(Records excerpted from a collection)

----------

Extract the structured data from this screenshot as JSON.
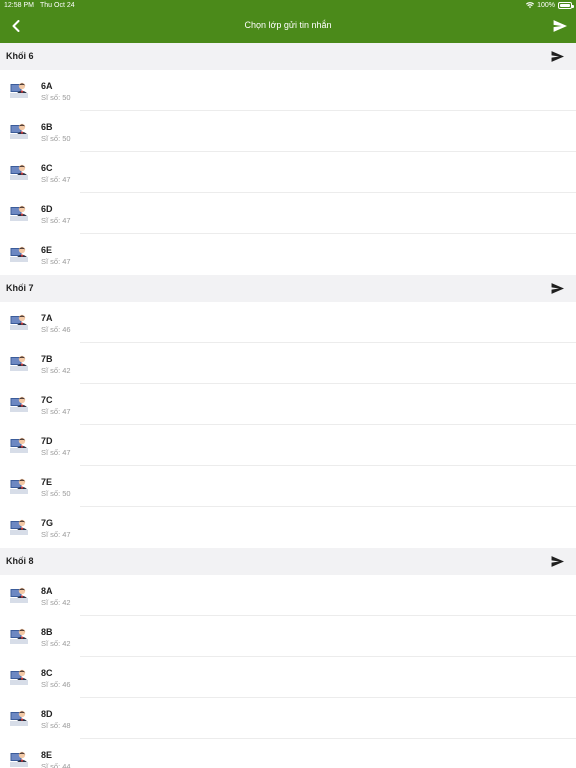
{
  "status": {
    "time": "12:58 PM",
    "date": "Thu Oct 24",
    "battery": "100%"
  },
  "nav": {
    "title": "Chọn lớp gửi tin nhắn"
  },
  "sections": [
    {
      "title": "Khối 6",
      "rows": [
        {
          "name": "6A",
          "count": "Sĩ số: 50"
        },
        {
          "name": "6B",
          "count": "Sĩ số: 50"
        },
        {
          "name": "6C",
          "count": "Sĩ số: 47"
        },
        {
          "name": "6D",
          "count": "Sĩ số: 47"
        },
        {
          "name": "6E",
          "count": "Sĩ số: 47"
        }
      ]
    },
    {
      "title": "Khối 7",
      "rows": [
        {
          "name": "7A",
          "count": "Sĩ số: 46"
        },
        {
          "name": "7B",
          "count": "Sĩ số: 42"
        },
        {
          "name": "7C",
          "count": "Sĩ số: 47"
        },
        {
          "name": "7D",
          "count": "Sĩ số: 47"
        },
        {
          "name": "7E",
          "count": "Sĩ số: 50"
        },
        {
          "name": "7G",
          "count": "Sĩ số: 47"
        }
      ]
    },
    {
      "title": "Khối 8",
      "rows": [
        {
          "name": "8A",
          "count": "Sĩ số: 42"
        },
        {
          "name": "8B",
          "count": "Sĩ số: 42"
        },
        {
          "name": "8C",
          "count": "Sĩ số: 46"
        },
        {
          "name": "8D",
          "count": "Sĩ số: 48"
        },
        {
          "name": "8E",
          "count": "Sĩ số: 44"
        }
      ]
    }
  ],
  "icons": {
    "back": "chevron-left-icon",
    "send": "send-icon",
    "class": "teacher-board-icon"
  },
  "colors": {
    "header": "#4b8a1a",
    "section_bg": "#f2f2f4"
  }
}
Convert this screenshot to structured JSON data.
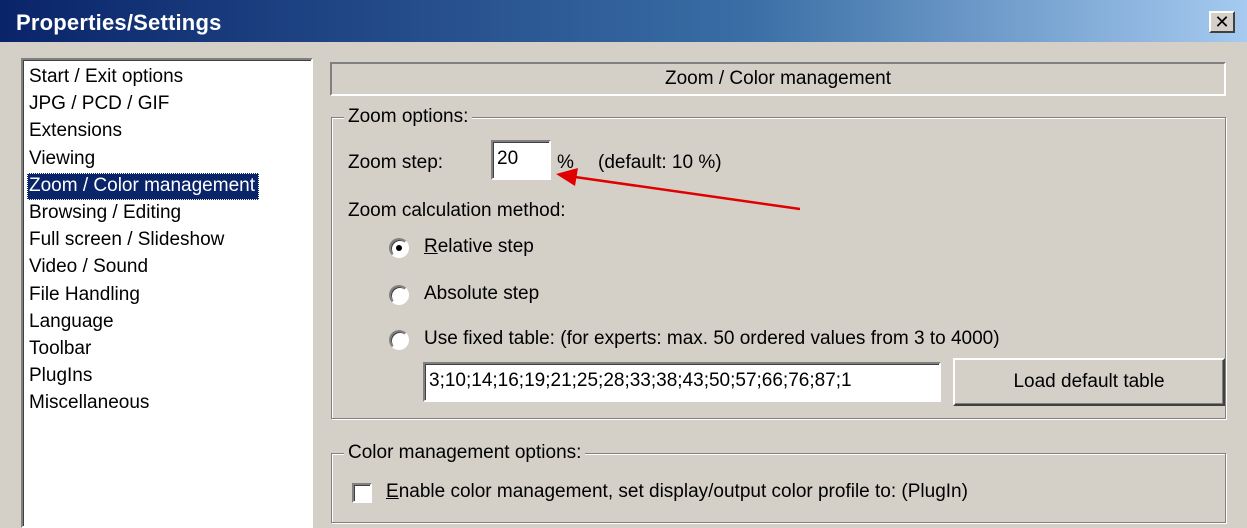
{
  "window": {
    "title": "Properties/Settings",
    "close_glyph": "✕"
  },
  "nav": {
    "items": [
      "Start / Exit options",
      "JPG / PCD / GIF",
      "Extensions",
      "Viewing",
      "Zoom / Color management",
      "Browsing / Editing",
      "Full screen / Slideshow",
      "Video / Sound",
      "File Handling",
      "Language",
      "Toolbar",
      "PlugIns",
      "Miscellaneous"
    ],
    "selected_index": 4
  },
  "section": {
    "title": "Zoom / Color management"
  },
  "zoom": {
    "group_label": "Zoom options:",
    "step_label": "Zoom step:",
    "step_value": "20",
    "step_unit": "%",
    "step_default": "(default: 10 %)",
    "method_label": "Zoom calculation method:",
    "options": [
      {
        "accel": "R",
        "rest": "elative step",
        "checked": true
      },
      {
        "accel": "",
        "rest": "Absolute step",
        "checked": false
      },
      {
        "accel": "",
        "rest": "Use fixed table: (for experts: max. 50 ordered values from 3 to 4000)",
        "checked": false
      }
    ],
    "table_value": "3;10;14;16;19;21;25;28;33;38;43;50;57;66;76;87;1",
    "load_default_label": "Load default table"
  },
  "color": {
    "group_label": "Color management options:",
    "enable_accel": "E",
    "enable_rest": "nable color management, set display/output color profile to: (PlugIn)",
    "enable_checked": false
  },
  "annotation": {
    "arrow_color": "#e00000"
  }
}
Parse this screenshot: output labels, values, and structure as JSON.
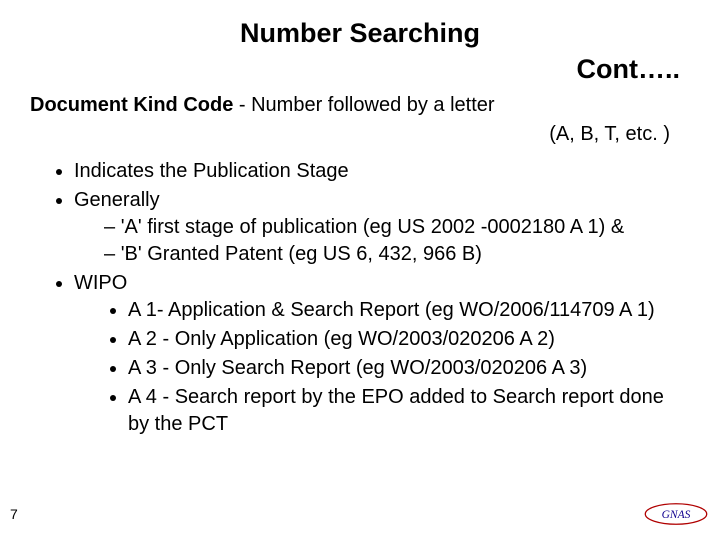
{
  "title": {
    "line1": "Number Searching",
    "line2": "Cont….."
  },
  "kind_intro_bold": "Document Kind Code",
  "kind_intro_rest": " - Number followed by a letter",
  "kind_explain": "(A, B, T, etc. )",
  "bullets": {
    "b1": "Indicates the Publication Stage",
    "b2": "Generally",
    "b2a": "'A' first stage of publication (eg US 2002 -0002180 A 1) &",
    "b2b": "'B'  Granted Patent (eg US 6, 432, 966 B)",
    "b3": "WIPO",
    "b3a": "A 1- Application & Search Report (eg WO/2006/114709 A 1)",
    "b3b": "A 2 - Only Application (eg WO/2003/020206 A 2)",
    "b3c": "A 3 - Only Search Report (eg WO/2003/020206 A 3)",
    "b3d": "A 4 - Search report by the EPO added to Search report done by the PCT"
  },
  "page_number": "7",
  "logo_text": "GNAS"
}
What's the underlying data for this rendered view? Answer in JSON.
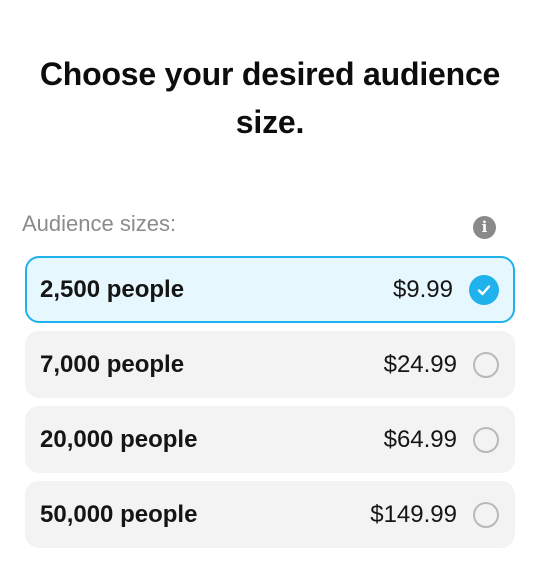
{
  "heading": "Choose your desired audience size.",
  "section_label": "Audience sizes:",
  "info_icon_glyph": "i",
  "accent_color": "#1fb2ec",
  "options": [
    {
      "label": "2,500 people",
      "price": "$9.99",
      "selected": true
    },
    {
      "label": "7,000 people",
      "price": "$24.99",
      "selected": false
    },
    {
      "label": "20,000 people",
      "price": "$64.99",
      "selected": false
    },
    {
      "label": "50,000 people",
      "price": "$149.99",
      "selected": false
    }
  ]
}
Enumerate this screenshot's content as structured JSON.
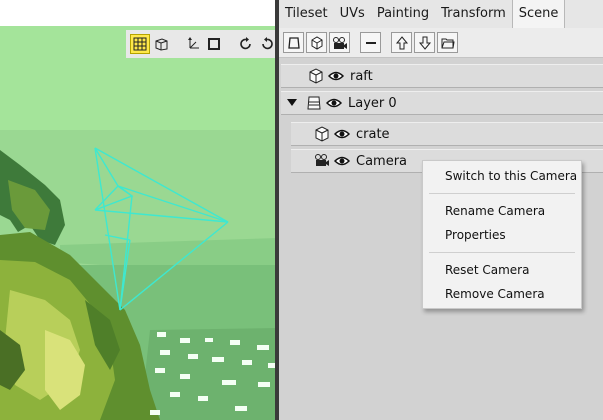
{
  "tabs": [
    "Tileset",
    "UVs",
    "Painting",
    "Transform",
    "Scene"
  ],
  "active_tab": "Scene",
  "viewport_toolbar": {
    "icons": [
      "grid-icon",
      "box-view-icon",
      "move-axes-icon",
      "select-square-icon",
      "rotate-ccw-icon",
      "rotate-cw-icon"
    ],
    "active": "grid-icon"
  },
  "scene_toolbar": {
    "icons": [
      "new-layer-icon",
      "add-object-icon",
      "add-camera-icon",
      "remove-icon",
      "move-up-icon",
      "move-down-icon",
      "open-folder-icon"
    ]
  },
  "tree": {
    "items": [
      {
        "label": "raft",
        "type": "object"
      },
      {
        "label": "Layer 0",
        "type": "layer",
        "expanded": true
      },
      {
        "label": "crate",
        "type": "object"
      },
      {
        "label": "Camera",
        "type": "camera"
      }
    ]
  },
  "context_menu": {
    "items": [
      "Switch to this Camera",
      "Rename Camera",
      "Properties",
      "Reset Camera",
      "Remove Camera"
    ]
  },
  "colors": {
    "sky": "#a4e49a",
    "camera_wire": "#3ee8d0",
    "active_tool": "#ffe84a"
  }
}
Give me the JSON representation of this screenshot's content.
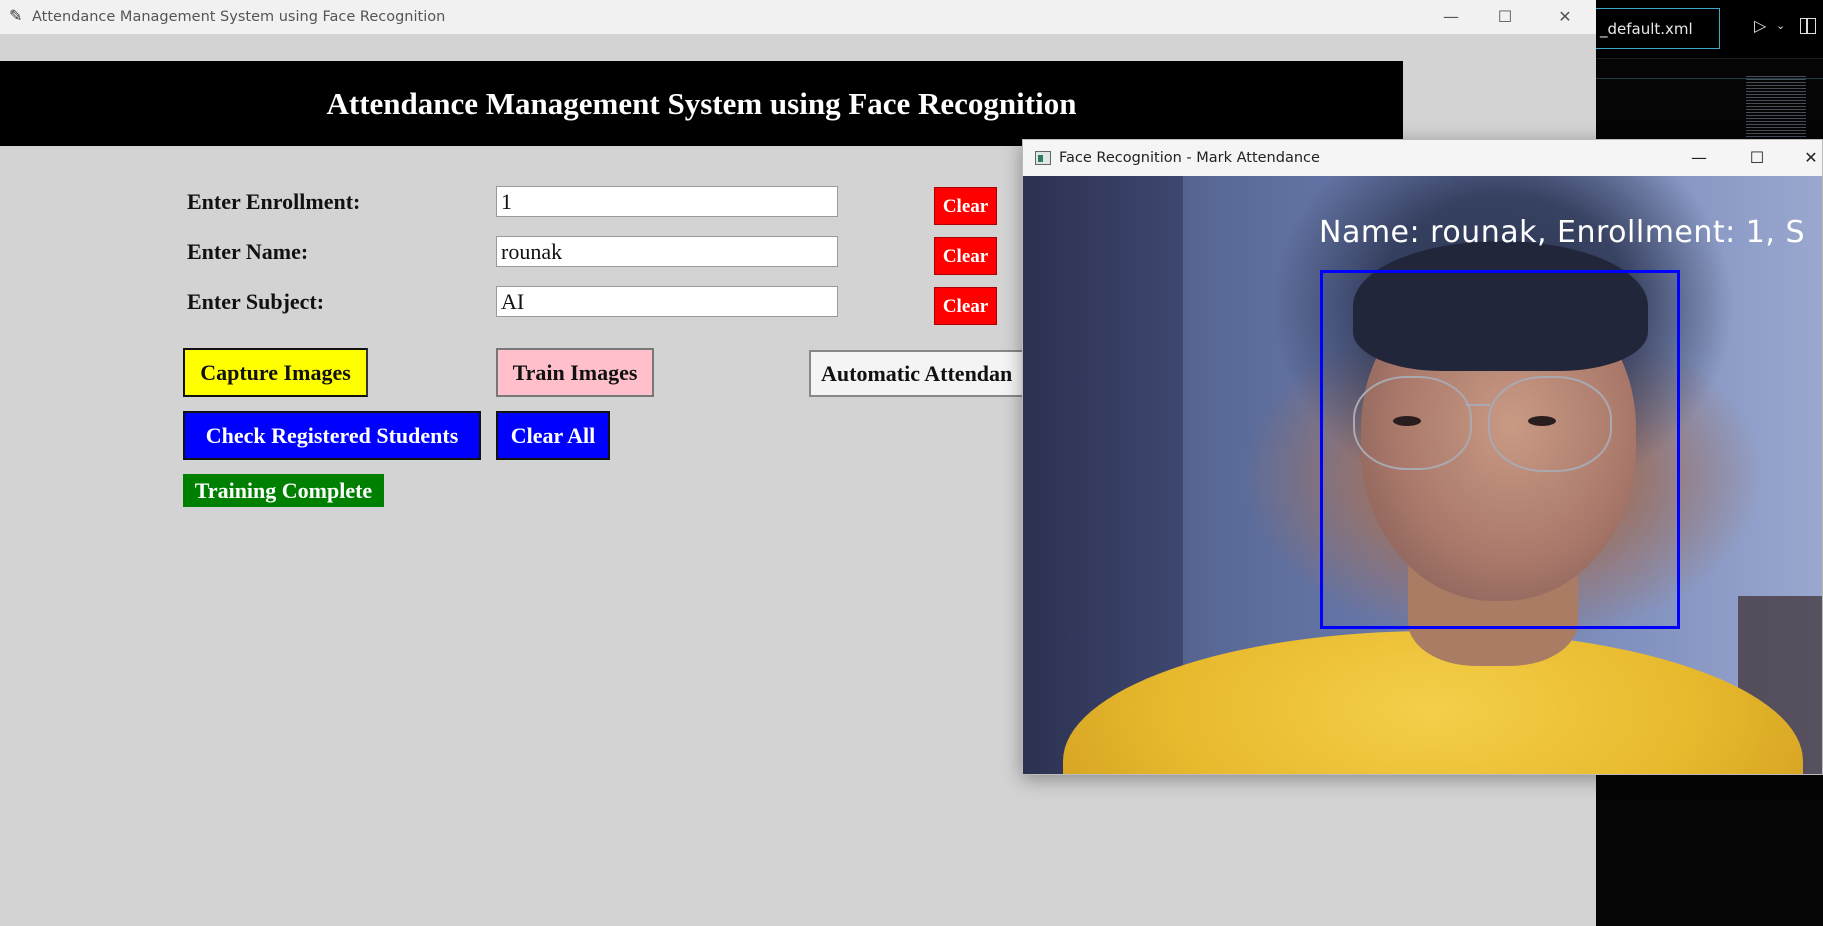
{
  "main_window": {
    "title": "Attendance Management System using Face Recognition",
    "header": "Attendance Management System using Face Recognition",
    "controls": {
      "minimize": "—",
      "maximize": "☐",
      "close": "✕"
    }
  },
  "form": {
    "enrollment": {
      "label": "Enter Enrollment:",
      "value": "1",
      "clear_label": "Clear"
    },
    "name": {
      "label": "Enter Name:",
      "value": "rounak",
      "clear_label": "Clear"
    },
    "subject": {
      "label": "Enter Subject:",
      "value": "AI",
      "clear_label": "Clear"
    }
  },
  "buttons": {
    "capture_images": "Capture Images",
    "train_images": "Train Images",
    "automatic_attendance": "Automatic Attendan",
    "check_registered_students": "Check Registered Students",
    "clear_all": "Clear All"
  },
  "status": {
    "text": "Training Complete",
    "color": "#008000"
  },
  "face_window": {
    "title": "Face Recognition - Mark Attendance",
    "overlay_text": "Name: rounak, Enrollment: 1, S",
    "box_color": "#0000ff",
    "controls": {
      "minimize": "—",
      "maximize": "☐",
      "close": "✕"
    }
  },
  "editor": {
    "tab_label": "_default.xml"
  },
  "colors": {
    "header_bg": "#000000",
    "clear_button": "#ff0000",
    "capture_button": "#ffff00",
    "train_button": "#ffc0cb",
    "blue_buttons": "#0000ff",
    "window_bg": "#d3d3d3"
  }
}
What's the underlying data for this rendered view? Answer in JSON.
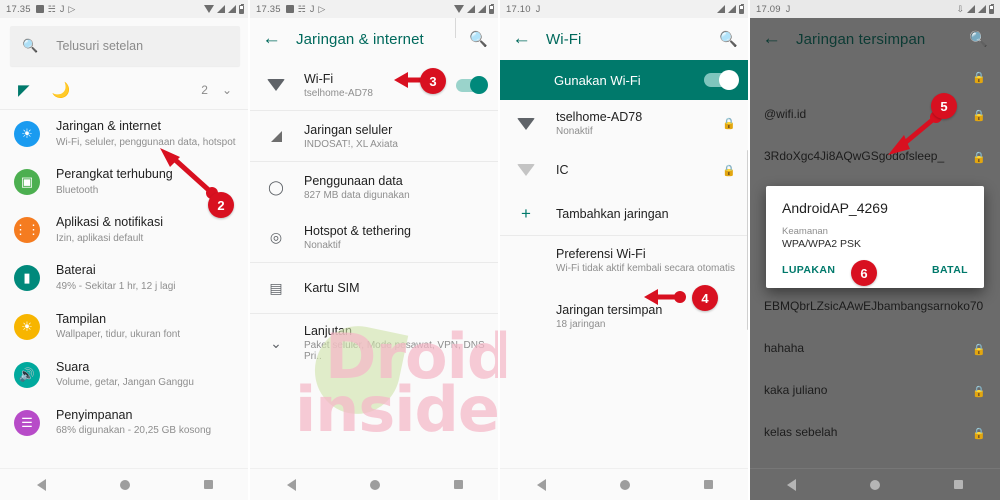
{
  "panels": [
    {
      "id": "settings",
      "statusbar": {
        "time": "17.35",
        "left_icons": [
          "square-icon",
          "message-icon",
          "jpay-icon",
          "play-icon"
        ],
        "right_icons": [
          "wifi-icon",
          "signal-icon",
          "signal-battery-icon"
        ]
      },
      "search": {
        "placeholder": "Telusuri setelan",
        "icon": "search-icon"
      },
      "quick": {
        "icons": [
          "signal-off-icon",
          "moon-icon"
        ],
        "count": "2",
        "chevron": "chevron-down-icon"
      },
      "items": [
        {
          "title": "Jaringan & internet",
          "subtitle": "Wi-Fi, seluler, penggunaan data, hotspot",
          "icon": "network-icon",
          "color": "#1a9bf0"
        },
        {
          "title": "Perangkat terhubung",
          "subtitle": "Bluetooth",
          "icon": "devices-icon",
          "color": "#4caf50"
        },
        {
          "title": "Aplikasi & notifikasi",
          "subtitle": "Izin, aplikasi default",
          "icon": "apps-icon",
          "color": "#f57c20"
        },
        {
          "title": "Baterai",
          "subtitle": "49% - Sekitar 1 hr, 12 j lagi",
          "icon": "battery-icon",
          "color": "#00897b"
        },
        {
          "title": "Tampilan",
          "subtitle": "Wallpaper, tidur, ukuran font",
          "icon": "display-icon",
          "color": "#f7b500"
        },
        {
          "title": "Suara",
          "subtitle": "Volume, getar, Jangan Ganggu",
          "icon": "sound-icon",
          "color": "#00a99d"
        },
        {
          "title": "Penyimpanan",
          "subtitle": "68% digunakan - 20,25 GB kosong",
          "icon": "storage-icon",
          "color": "#b74bc8"
        }
      ]
    },
    {
      "id": "network",
      "statusbar": {
        "time": "17.35"
      },
      "appbar": {
        "title": "Jaringan & internet",
        "back": "back-arrow-icon",
        "search": "search-icon"
      },
      "items": [
        {
          "title": "Wi-Fi",
          "subtitle": "tselhome-AD78",
          "icon": "wifi-icon",
          "toggle": true
        },
        {
          "title": "Jaringan seluler",
          "subtitle": "INDOSAT!, XL Axiata",
          "icon": "signal-icon"
        },
        {
          "title": "Penggunaan data",
          "subtitle": "827 MB data digunakan",
          "icon": "data-usage-icon"
        },
        {
          "title": "Hotspot & tethering",
          "subtitle": "Nonaktif",
          "icon": "hotspot-icon"
        },
        {
          "title": "Kartu SIM",
          "subtitle": "",
          "icon": "sim-card-icon"
        },
        {
          "title": "Lanjutan",
          "subtitle": "Paket seluler, Mode pesawat, VPN, DNS Pri..",
          "icon": "chevron-down-icon"
        }
      ]
    },
    {
      "id": "wifi",
      "statusbar": {
        "time": "17.10"
      },
      "appbar": {
        "title": "Wi-Fi",
        "back": "back-arrow-icon",
        "search": "search-icon"
      },
      "banner": {
        "label": "Gunakan Wi-Fi",
        "on": true
      },
      "networks": [
        {
          "name": "tselhome-AD78",
          "status": "Nonaktif",
          "locked": true,
          "strong": true
        },
        {
          "name": "IC",
          "status": "",
          "locked": true,
          "strong": false
        }
      ],
      "add_network": {
        "label": "Tambahkan jaringan",
        "icon": "plus-icon"
      },
      "prefs": {
        "title": "Preferensi Wi-Fi",
        "subtitle": "Wi-Fi tidak aktif kembali secara otomatis"
      },
      "saved": {
        "title": "Jaringan tersimpan",
        "subtitle": "18 jaringan"
      }
    },
    {
      "id": "saved",
      "statusbar": {
        "time": "17.09"
      },
      "appbar": {
        "title": "Jaringan tersimpan",
        "back": "back-arrow-icon",
        "search": "search-icon"
      },
      "networks": [
        {
          "name": "",
          "locked": true
        },
        {
          "name": "@wifi.id",
          "locked": true
        },
        {
          "name": "3RdoXgc4Ji8AQwGSgodofsleep_",
          "locked": true
        },
        {
          "name": "EBMQbrLZsicAAwEJbambangsarnoko70",
          "locked": false
        },
        {
          "name": "hahaha",
          "locked": true
        },
        {
          "name": "kaka juliano",
          "locked": true
        },
        {
          "name": "kelas sebelah",
          "locked": true
        }
      ],
      "dialog": {
        "title": "AndroidAP_4269",
        "security_label": "Keamanan",
        "security_value": "WPA/WPA2 PSK",
        "forget_label": "LUPAKAN",
        "cancel_label": "BATAL"
      }
    }
  ],
  "navbar": {
    "back": "nav-back-icon",
    "home": "nav-home-icon",
    "recents": "nav-recents-icon"
  },
  "markers": [
    {
      "label": "2"
    },
    {
      "label": "3"
    },
    {
      "label": "4"
    },
    {
      "label": "5"
    },
    {
      "label": "6"
    }
  ],
  "watermark": {
    "line1": "Droid",
    "line2": "inside",
    "color": "#f5b8c8"
  },
  "colors": {
    "teal": "#00796b",
    "marker_red": "#d81020",
    "accent": "#00897b"
  }
}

----------

__Short exercise__: Pick out the lines that include the word "wifi" and write them out.

__Finished answer__:
          "wifi-icon",
          "icon": "wifi-icon",
      "id": "wifi",
          "name": "@wifi.id",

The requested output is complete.